## PROBLEM REQUIREMENTS
Without the pictures, copy the entries below word for word.

## PROVIDED RECORDS

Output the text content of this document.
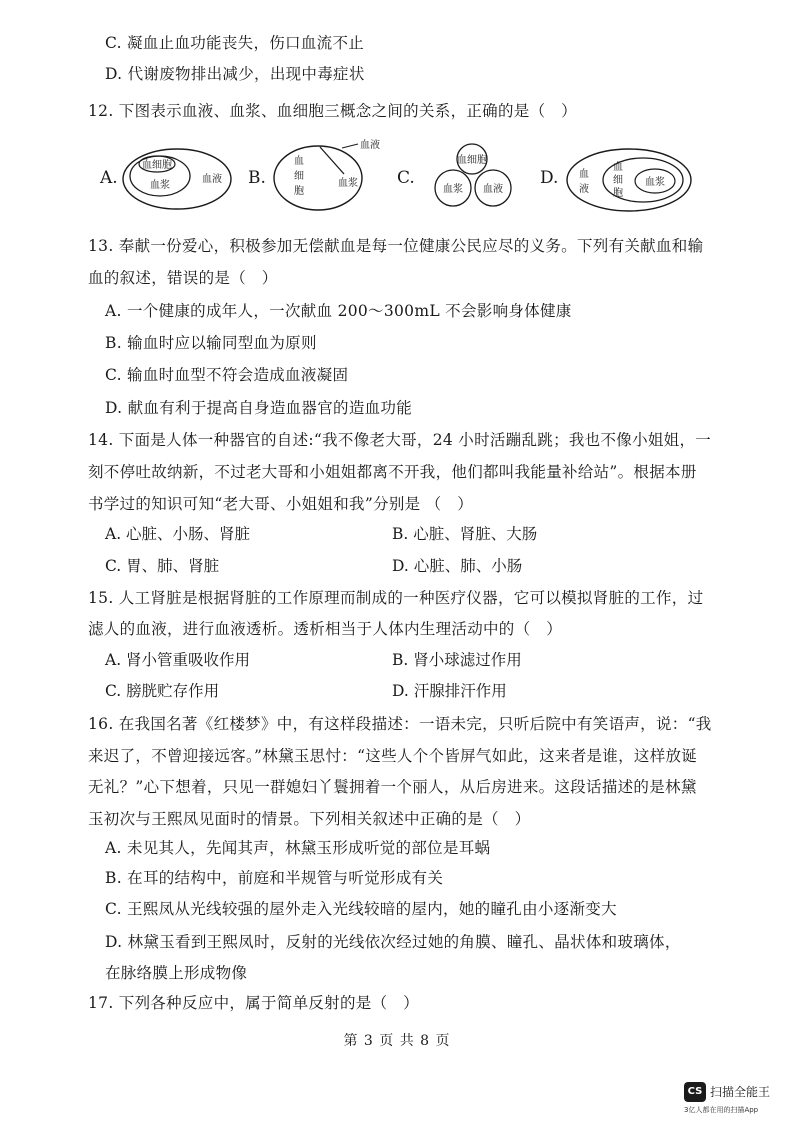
C. 凝血止血功能丧失，伤口血流不止
D. 代谢废物排出减少，出现中毒症状
12. 下图表示血液、血浆、血细胞三概念之间的关系，正确的是（　）
A.
血细胞
血浆
血液 B.
血
细
胞
血浆
血液
C.
血细胞
血浆 血液
D. 血
液
血
细
胞
血浆
13. 奉献一份爱心，积极参加无偿献血是每一位健康公民应尽的义务。下列有关献血和输
血的叙述，错误的是（　）
A. 一个健康的成年人，一次献血 200～300mL 不会影响身体健康
B. 输血时应以输同型血为原则
C. 输血时血型不符会造成血液凝固
D. 献血有利于提高自身造血器官的造血功能
14. 下面是人体一种器官的自述:“我不像老大哥，24 小时活蹦乱跳；我也不像小姐姐，一
刻不停吐故纳新，不过老大哥和小姐姐都离不开我，他们都叫我能量补给站”。根据本册
书学过的知识可知“老大哥、小姐姐和我”分别是 （　）
A. 心脏、小肠、肾脏	B. 心脏、肾脏、大肠
C. 胃、肺、肾脏	D. 心脏、肺、小肠
15. 人工肾脏是根据肾脏的工作原理而制成的一种医疗仪器，它可以模拟肾脏的工作，过
滤人的血液，进行血液透析。透析相当于人体内生理活动中的（　）
A. 肾小管重吸收作用	B. 肾小球滤过作用
C. 膀胱贮存作用	D. 汗腺排汗作用
16. 在我国名著《红楼梦》中，有这样段描述：一语未完，只听后院中有笑语声，说：“我
来迟了，不曾迎接远客。”林黛玉思忖：“这些人个个皆屏气如此，这来者是谁，这样放诞
无礼？”心下想着，只见一群媳妇丫鬟拥着一个丽人，从后房进来。这段话描述的是林黛
玉初次与王熙凤见面时的情景。下列相关叙述中正确的是（　）
A. 未见其人，先闻其声，林黛玉形成听觉的部位是耳蜗
B. 在耳的结构中，前庭和半规管与听觉形成有关
C. 王熙凤从光线较强的屋外走入光线较暗的屋内，她的瞳孔由小逐渐变大
D. 林黛玉看到王熙凤时，反射的光线依次经过她的角膜、瞳孔、晶状体和玻璃体，
在脉络膜上形成物像
17. 下列各种反应中，属于简单反射的是（　）
第 3 页 共 8 页
CS 扫描全能王
3亿人都在用的扫描App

## SOLUTION FOR THIS PROBLEM
Output the text content of this document.
C. 凝血止血功能丧失，伤口血流不止
D. 代谢废物排出减少，出现中毒症状
12. 下图表示血液、血浆、血细胞三概念之间的关系，正确的是（　）
A.
血细胞
血浆
血液 B.
血
细
胞
血浆
血液
C.
血细胞
血浆 血液
D. 血
液
血
细
胞
血浆
13. 奉献一份爱心，积极参加无偿献血是每一位健康公民应尽的义务。下列有关献血和输
血的叙述，错误的是（　）
A. 一个健康的成年人，一次献血 200～300mL 不会影响身体健康
B. 输血时应以输同型血为原则
C. 输血时血型不符会造成血液凝固
D. 献血有利于提高自身造血器官的造血功能
14. 下面是人体一种器官的自述:“我不像老大哥，24 小时活蹦乱跳；我也不像小姐姐，一
刻不停吐故纳新，不过老大哥和小姐姐都离不开我，他们都叫我能量补给站”。根据本册
书学过的知识可知“老大哥、小姐姐和我”分别是 （　）
A. 心脏、小肠、肾脏	B. 心脏、肾脏、大肠
C. 胃、肺、肾脏	D. 心脏、肺、小肠
15. 人工肾脏是根据肾脏的工作原理而制成的一种医疗仪器，它可以模拟肾脏的工作，过
滤人的血液，进行血液透析。透析相当于人体内生理活动中的（　）
A. 肾小管重吸收作用	B. 肾小球滤过作用
C. 膀胱贮存作用	D. 汗腺排汗作用
16. 在我国名著《红楼梦》中，有这样段描述：一语未完，只听后院中有笑语声，说：“我
来迟了，不曾迎接远客。”林黛玉思忖：“这些人个个皆屏气如此，这来者是谁，这样放诞
无礼？”心下想着，只见一群媳妇丫鬟拥着一个丽人，从后房进来。这段话描述的是林黛
玉初次与王熙凤见面时的情景。下列相关叙述中正确的是（　）
A. 未见其人，先闻其声，林黛玉形成听觉的部位是耳蜗
B. 在耳的结构中，前庭和半规管与听觉形成有关
C. 王熙凤从光线较强的屋外走入光线较暗的屋内，她的瞳孔由小逐渐变大
D. 林黛玉看到王熙凤时，反射的光线依次经过她的角膜、瞳孔、晶状体和玻璃体，
在脉络膜上形成物像
17. 下列各种反应中，属于简单反射的是（　）
第 3 页 共 8 页
CS 扫描全能王
3亿人都在用的扫描App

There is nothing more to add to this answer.